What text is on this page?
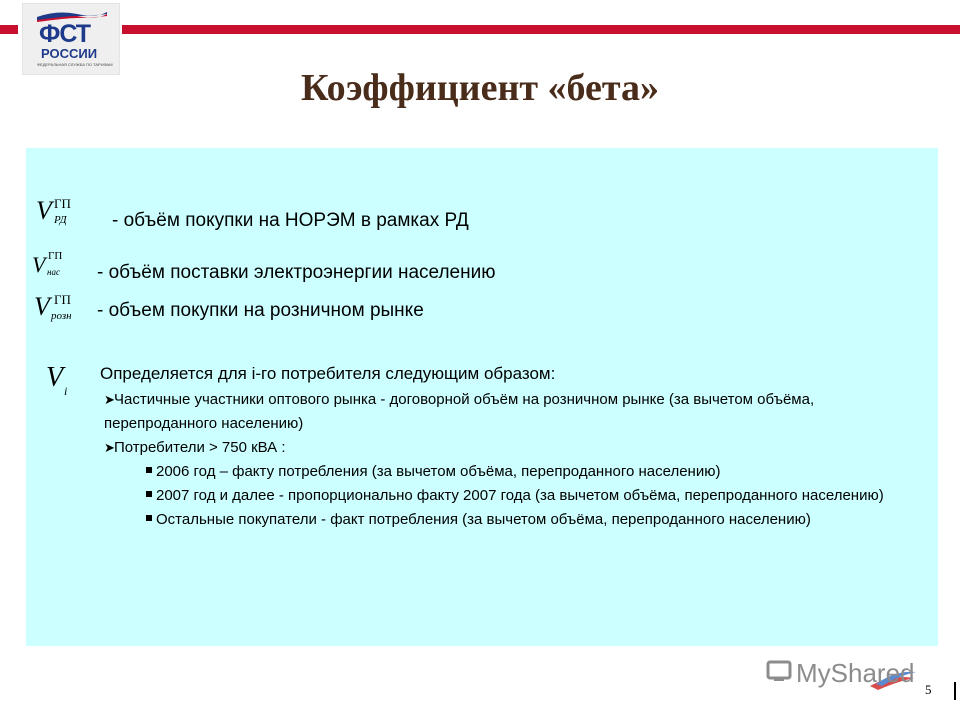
ФСТ
РОССИИ
ФЕДЕРАЛЬНАЯ СЛУЖБА ПО ТАРИФАМ
Коэффициент «бета»
V ГП
РД - объём покупки на НОРЭМ в рамках РД
V ГП
нас - объём поставки электроэнергии населению
V ГП
розн - объем покупки на розничном рынке
V i
Определяется для i-го потребителя следующим образом:
➤Частичные участники оптового рынка - договорной объём на розничном рынке (за вычетом объёма, перепроданного населению)
➤Потребители > 750 кВА :
2006 год – факту потребления (за вычетом объёма, перепроданного населению)
2007 год и далее - пропорционально факту 2007 года (за вычетом объёма, перепроданного населению)
Остальные покупатели - факт потребления (за вычетом объёма, перепроданного населению)
MyShared
5
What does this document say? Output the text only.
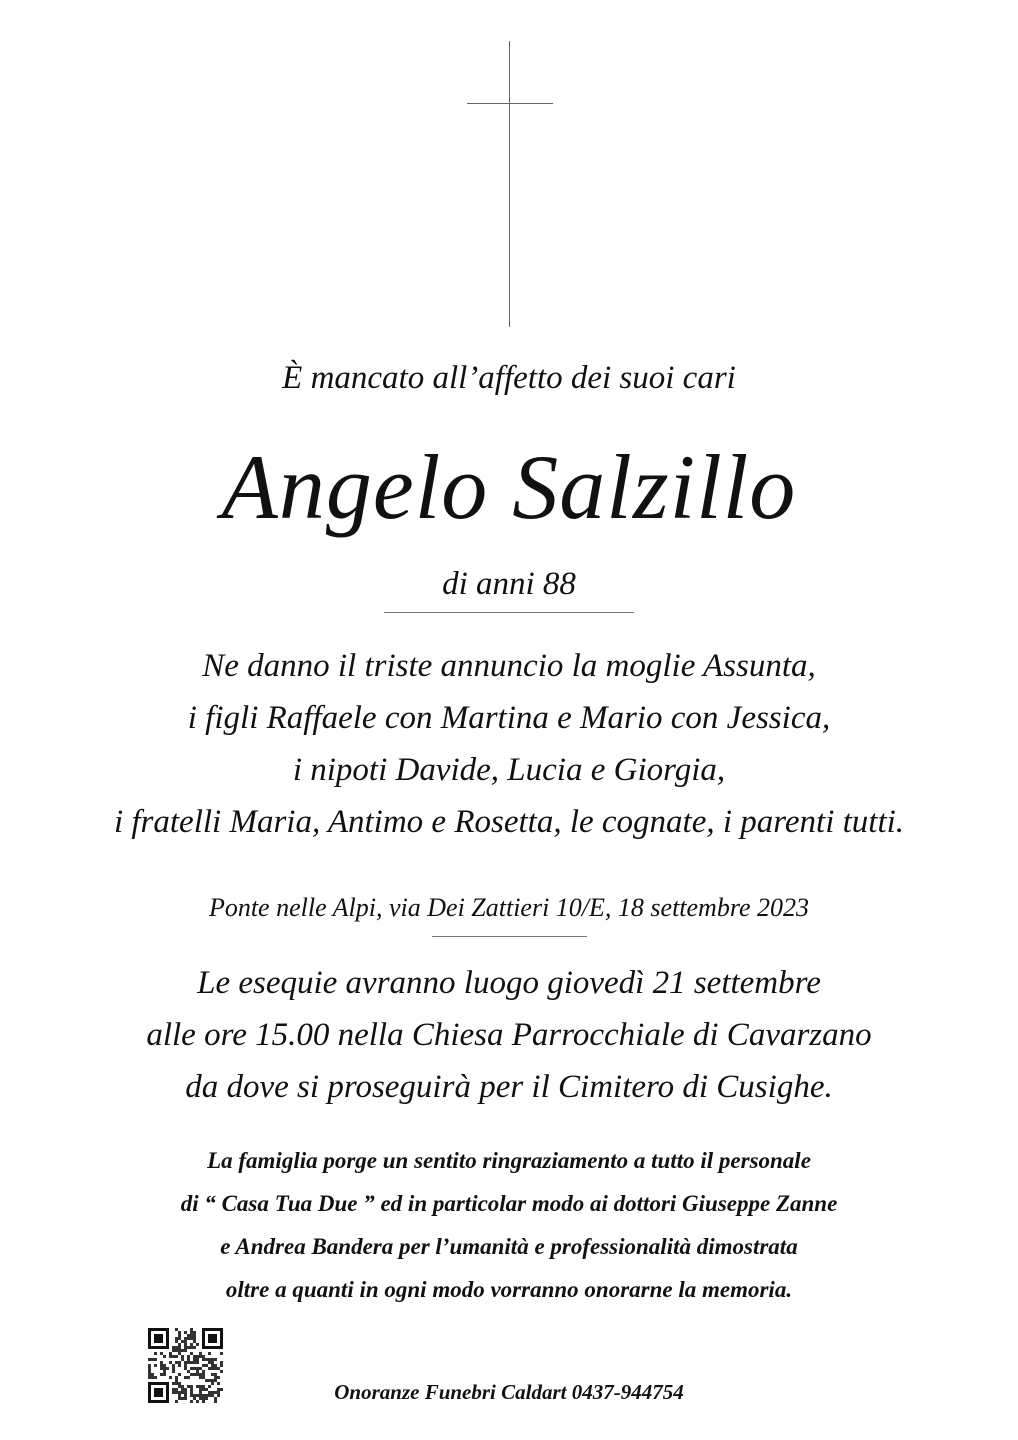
È mancato all’affetto dei suoi cari
Angelo Salzillo
di anni 88
Ne danno il triste annuncio la moglie Assunta,
i figli Raffaele con Martina e Mario con Jessica,
i nipoti Davide, Lucia e Giorgia,
i fratelli Maria, Antimo e Rosetta, le cognate, i parenti tutti.
Ponte nelle Alpi, via Dei Zattieri 10/E, 18 settembre 2023
Le esequie avranno luogo giovedì 21 settembre
alle ore 15.00 nella Chiesa Parrocchiale di Cavarzano
da dove si proseguirà per il Cimitero di Cusighe.
La famiglia porge un sentito ringraziamento a tutto il personale
di “ Casa Tua Due ” ed in particolar modo ai dottori Giuseppe Zanne
e Andrea Bandera per l’umanità e professionalità dimostrata
oltre a quanti in ogni modo vorranno onorarne la memoria.
Onoranze Funebri Caldart 0437-944754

**Exercise instructions:** Quote verbatim the final run of lines in the material above, from the line that contains "What does this" through the very last line, excluding any pictures.

**Exercise output:**
What does this document say? Output the text only.
È mancato all’affetto dei suoi cari
Angelo Salzillo
di anni 88
Ne danno il triste annuncio la moglie Assunta,
i figli Raffaele con Martina e Mario con Jessica,
i nipoti Davide, Lucia e Giorgia,
i fratelli Maria, Antimo e Rosetta, le cognate, i parenti tutti.
Ponte nelle Alpi, via Dei Zattieri 10/E, 18 settembre 2023
Le esequie avranno luogo giovedì 21 settembre
alle ore 15.00 nella Chiesa Parrocchiale di Cavarzano
da dove si proseguirà per il Cimitero di Cusighe.
La famiglia porge un sentito ringraziamento a tutto il personale
di “ Casa Tua Due ” ed in particolar modo ai dottori Giuseppe Zanne
e Andrea Bandera per l’umanità e professionalità dimostrata
oltre a quanti in ogni modo vorranno onorarne la memoria.
Onoranze Funebri Caldart 0437-944754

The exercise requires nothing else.